| Directions for this task |
Count every line of the listing where the string "vielen" occurs, and reply with the count alone.

| Supplied material |
::::

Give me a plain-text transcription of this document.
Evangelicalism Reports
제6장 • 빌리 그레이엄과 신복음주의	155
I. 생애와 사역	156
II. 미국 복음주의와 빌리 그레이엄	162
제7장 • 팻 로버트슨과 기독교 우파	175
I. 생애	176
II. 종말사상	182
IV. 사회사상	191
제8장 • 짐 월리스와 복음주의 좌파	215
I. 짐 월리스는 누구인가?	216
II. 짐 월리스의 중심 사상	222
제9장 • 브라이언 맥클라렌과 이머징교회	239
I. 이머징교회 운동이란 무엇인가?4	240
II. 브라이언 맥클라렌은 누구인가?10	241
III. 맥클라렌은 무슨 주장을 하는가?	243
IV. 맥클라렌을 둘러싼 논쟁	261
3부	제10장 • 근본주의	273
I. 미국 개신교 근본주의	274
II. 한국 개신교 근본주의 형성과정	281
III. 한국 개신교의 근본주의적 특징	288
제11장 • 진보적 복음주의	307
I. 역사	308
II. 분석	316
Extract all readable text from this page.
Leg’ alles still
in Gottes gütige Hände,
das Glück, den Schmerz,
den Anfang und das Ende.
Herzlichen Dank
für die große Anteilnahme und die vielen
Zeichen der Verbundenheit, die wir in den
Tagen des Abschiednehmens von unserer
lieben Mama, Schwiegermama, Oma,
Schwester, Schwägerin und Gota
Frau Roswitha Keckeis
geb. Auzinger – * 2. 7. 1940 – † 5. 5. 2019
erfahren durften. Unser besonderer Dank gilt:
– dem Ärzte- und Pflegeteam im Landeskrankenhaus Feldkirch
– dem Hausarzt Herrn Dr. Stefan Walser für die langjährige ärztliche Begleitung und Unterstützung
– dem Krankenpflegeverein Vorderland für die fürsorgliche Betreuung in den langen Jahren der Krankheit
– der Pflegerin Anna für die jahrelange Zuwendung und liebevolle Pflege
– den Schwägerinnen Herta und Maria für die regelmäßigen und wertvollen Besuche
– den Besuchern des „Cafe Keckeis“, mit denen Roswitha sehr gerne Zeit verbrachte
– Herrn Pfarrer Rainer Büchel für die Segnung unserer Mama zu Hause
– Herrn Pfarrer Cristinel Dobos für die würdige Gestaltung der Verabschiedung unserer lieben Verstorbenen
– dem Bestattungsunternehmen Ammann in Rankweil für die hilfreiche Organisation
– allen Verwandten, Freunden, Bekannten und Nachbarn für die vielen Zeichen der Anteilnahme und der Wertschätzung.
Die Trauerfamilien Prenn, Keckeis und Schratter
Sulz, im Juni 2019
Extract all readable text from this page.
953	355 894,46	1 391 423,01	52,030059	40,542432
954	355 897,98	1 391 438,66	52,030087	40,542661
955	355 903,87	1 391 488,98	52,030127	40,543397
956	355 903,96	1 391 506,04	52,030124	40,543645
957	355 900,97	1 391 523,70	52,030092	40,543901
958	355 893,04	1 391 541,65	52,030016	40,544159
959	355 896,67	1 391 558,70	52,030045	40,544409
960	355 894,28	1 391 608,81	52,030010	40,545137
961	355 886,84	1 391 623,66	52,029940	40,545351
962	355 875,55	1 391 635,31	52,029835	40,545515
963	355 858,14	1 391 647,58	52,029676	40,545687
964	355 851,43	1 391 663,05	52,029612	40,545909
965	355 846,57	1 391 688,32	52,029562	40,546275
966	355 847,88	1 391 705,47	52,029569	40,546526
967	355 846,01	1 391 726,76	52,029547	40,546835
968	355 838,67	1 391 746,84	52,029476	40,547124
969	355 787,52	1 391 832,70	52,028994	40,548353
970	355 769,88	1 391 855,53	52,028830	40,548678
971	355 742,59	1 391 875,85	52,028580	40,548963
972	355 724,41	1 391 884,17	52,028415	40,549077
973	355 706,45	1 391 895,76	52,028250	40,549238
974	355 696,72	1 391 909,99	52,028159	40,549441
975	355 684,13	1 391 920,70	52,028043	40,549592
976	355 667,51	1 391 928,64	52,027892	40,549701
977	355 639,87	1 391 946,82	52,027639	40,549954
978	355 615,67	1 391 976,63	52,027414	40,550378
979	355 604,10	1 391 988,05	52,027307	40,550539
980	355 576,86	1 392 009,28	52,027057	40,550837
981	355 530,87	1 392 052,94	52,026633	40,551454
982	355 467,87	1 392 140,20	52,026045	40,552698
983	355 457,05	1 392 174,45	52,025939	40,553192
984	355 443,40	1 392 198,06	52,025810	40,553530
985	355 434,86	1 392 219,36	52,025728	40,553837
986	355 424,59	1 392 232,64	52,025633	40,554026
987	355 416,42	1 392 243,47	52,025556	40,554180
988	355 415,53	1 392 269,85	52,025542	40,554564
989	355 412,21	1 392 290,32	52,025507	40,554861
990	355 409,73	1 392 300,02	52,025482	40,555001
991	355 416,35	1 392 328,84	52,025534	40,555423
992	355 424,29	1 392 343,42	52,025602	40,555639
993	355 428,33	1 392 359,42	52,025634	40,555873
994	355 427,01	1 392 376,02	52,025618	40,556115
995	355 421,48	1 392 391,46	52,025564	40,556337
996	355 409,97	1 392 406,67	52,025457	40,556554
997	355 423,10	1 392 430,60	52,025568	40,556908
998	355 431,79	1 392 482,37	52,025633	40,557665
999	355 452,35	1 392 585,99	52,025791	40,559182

::::

| Exercise response |
2